Given exercise => Give the number of lines in this listing that contain the word "בנגב", and nothing else.

Source material =>
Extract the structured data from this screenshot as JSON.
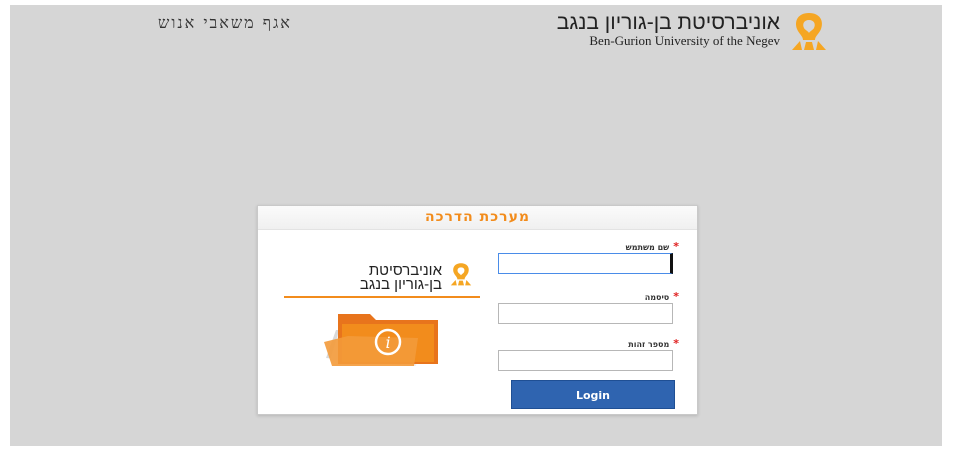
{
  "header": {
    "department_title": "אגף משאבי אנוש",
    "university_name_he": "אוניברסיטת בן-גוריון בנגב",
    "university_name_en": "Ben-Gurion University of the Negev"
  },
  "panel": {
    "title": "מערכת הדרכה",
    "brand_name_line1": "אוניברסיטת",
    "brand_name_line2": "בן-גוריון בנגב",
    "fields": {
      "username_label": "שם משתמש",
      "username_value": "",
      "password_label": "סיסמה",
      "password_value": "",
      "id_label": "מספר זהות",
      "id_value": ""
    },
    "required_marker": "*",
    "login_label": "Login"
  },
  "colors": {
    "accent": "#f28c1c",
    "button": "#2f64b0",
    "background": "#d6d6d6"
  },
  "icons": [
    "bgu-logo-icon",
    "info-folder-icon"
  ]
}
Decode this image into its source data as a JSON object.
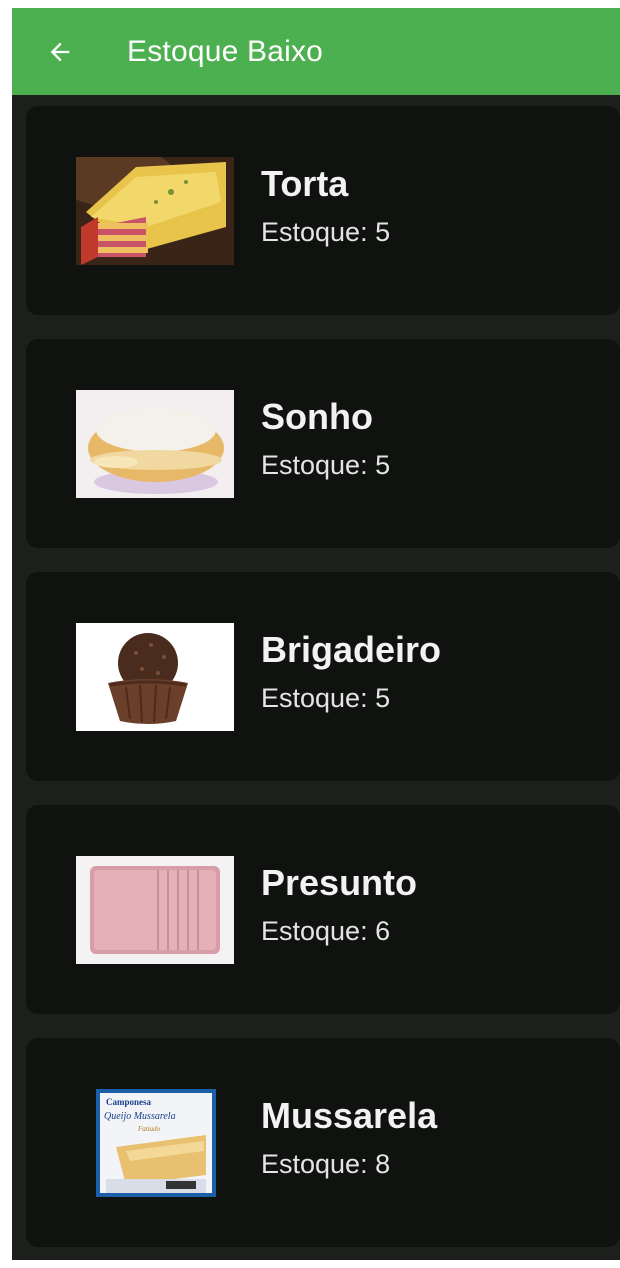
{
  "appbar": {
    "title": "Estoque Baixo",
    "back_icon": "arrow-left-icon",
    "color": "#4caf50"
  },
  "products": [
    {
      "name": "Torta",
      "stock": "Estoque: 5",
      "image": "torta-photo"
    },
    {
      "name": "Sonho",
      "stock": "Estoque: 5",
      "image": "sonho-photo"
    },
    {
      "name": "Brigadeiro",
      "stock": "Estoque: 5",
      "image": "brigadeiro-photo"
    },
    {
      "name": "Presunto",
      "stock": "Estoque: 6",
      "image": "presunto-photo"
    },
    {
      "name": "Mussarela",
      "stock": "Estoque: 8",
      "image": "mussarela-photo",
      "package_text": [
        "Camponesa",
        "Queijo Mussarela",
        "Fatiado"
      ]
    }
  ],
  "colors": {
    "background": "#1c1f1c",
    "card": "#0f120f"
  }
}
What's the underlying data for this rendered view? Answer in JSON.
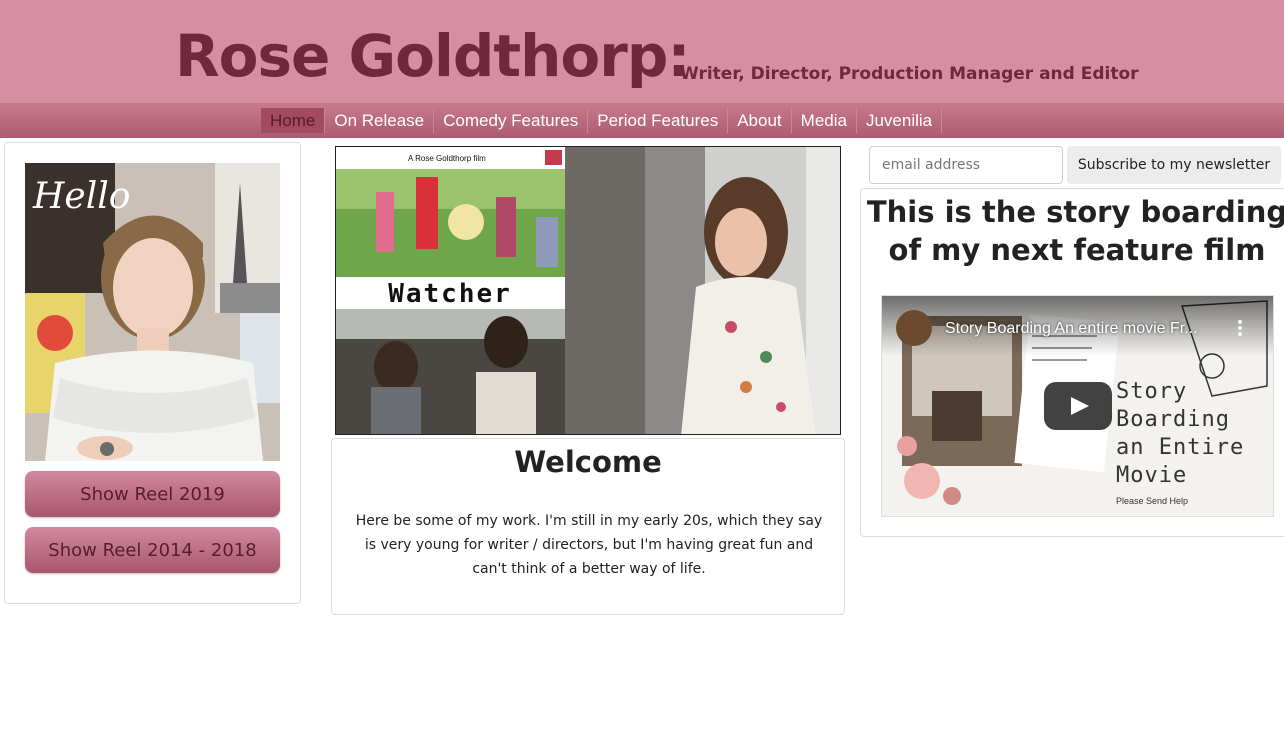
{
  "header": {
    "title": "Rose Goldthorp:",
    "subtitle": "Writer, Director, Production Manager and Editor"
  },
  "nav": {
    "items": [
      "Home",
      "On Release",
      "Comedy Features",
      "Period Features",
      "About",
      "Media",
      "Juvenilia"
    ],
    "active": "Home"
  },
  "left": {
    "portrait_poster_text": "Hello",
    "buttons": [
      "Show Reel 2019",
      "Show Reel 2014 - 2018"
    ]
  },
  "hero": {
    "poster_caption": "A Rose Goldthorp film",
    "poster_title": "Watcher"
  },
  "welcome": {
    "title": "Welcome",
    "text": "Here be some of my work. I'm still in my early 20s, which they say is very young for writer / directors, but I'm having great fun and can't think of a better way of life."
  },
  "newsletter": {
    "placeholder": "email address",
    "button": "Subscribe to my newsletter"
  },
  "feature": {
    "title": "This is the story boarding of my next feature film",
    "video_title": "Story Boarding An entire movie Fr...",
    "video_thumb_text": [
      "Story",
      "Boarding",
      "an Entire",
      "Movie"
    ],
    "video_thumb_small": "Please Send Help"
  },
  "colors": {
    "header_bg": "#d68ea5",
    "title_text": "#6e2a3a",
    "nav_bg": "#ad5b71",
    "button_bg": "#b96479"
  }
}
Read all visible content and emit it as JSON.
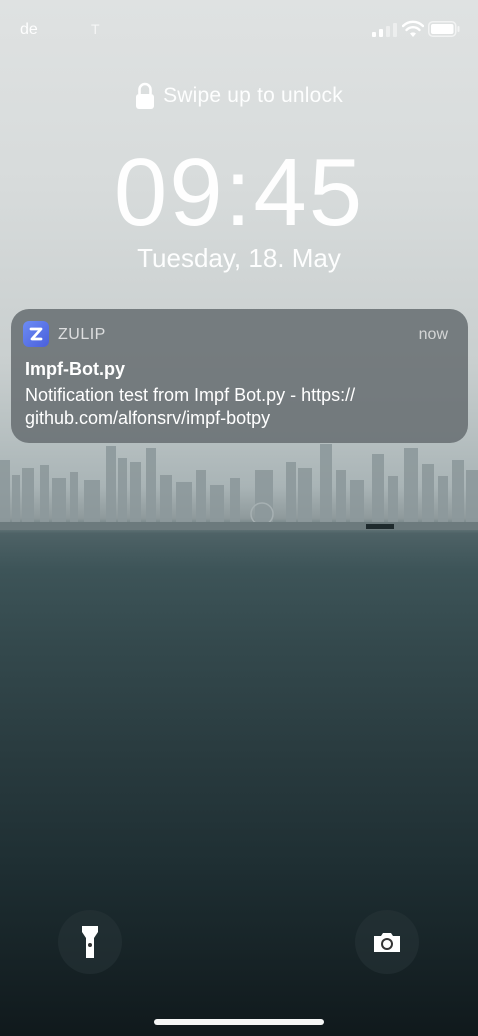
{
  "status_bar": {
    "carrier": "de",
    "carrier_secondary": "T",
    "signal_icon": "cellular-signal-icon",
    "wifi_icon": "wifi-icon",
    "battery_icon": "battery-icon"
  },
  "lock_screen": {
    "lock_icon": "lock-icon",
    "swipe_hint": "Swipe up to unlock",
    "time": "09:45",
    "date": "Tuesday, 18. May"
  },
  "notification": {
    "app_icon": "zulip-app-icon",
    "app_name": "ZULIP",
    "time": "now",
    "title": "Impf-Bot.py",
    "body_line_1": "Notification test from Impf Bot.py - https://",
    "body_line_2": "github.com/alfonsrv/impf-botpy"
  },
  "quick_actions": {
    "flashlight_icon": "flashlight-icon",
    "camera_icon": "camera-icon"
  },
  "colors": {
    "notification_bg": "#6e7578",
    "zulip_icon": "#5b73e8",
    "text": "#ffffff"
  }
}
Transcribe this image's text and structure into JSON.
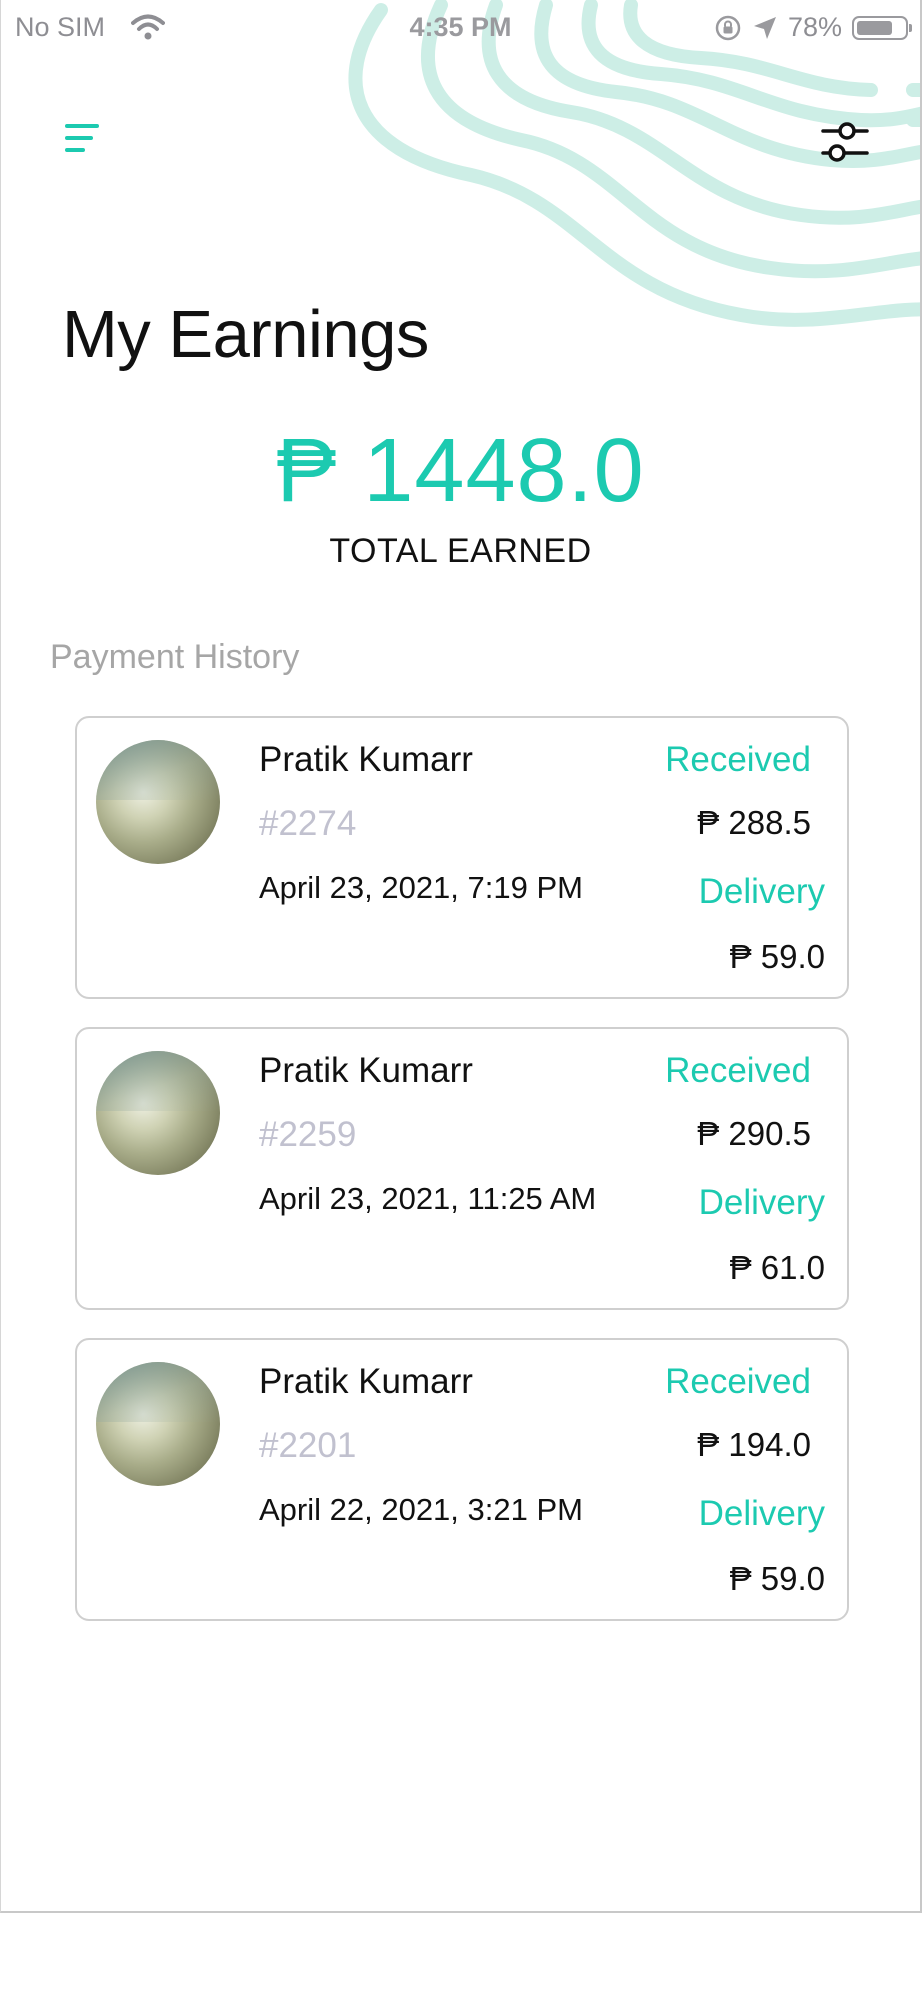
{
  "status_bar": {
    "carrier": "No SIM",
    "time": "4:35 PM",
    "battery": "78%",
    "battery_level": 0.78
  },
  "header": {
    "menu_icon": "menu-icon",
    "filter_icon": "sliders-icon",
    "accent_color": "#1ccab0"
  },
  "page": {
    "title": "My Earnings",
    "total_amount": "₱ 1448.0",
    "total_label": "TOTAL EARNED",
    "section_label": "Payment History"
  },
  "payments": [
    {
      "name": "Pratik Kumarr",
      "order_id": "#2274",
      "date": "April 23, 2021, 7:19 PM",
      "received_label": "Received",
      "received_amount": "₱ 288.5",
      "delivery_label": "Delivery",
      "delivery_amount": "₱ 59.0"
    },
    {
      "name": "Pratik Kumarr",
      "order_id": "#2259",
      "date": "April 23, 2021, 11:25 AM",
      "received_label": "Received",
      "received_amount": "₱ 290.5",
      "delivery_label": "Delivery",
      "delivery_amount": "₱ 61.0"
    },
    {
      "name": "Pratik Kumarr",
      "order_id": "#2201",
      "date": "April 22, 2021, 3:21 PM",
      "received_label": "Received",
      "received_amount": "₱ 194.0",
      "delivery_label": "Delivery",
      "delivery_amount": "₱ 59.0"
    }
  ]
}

Output for this task => 2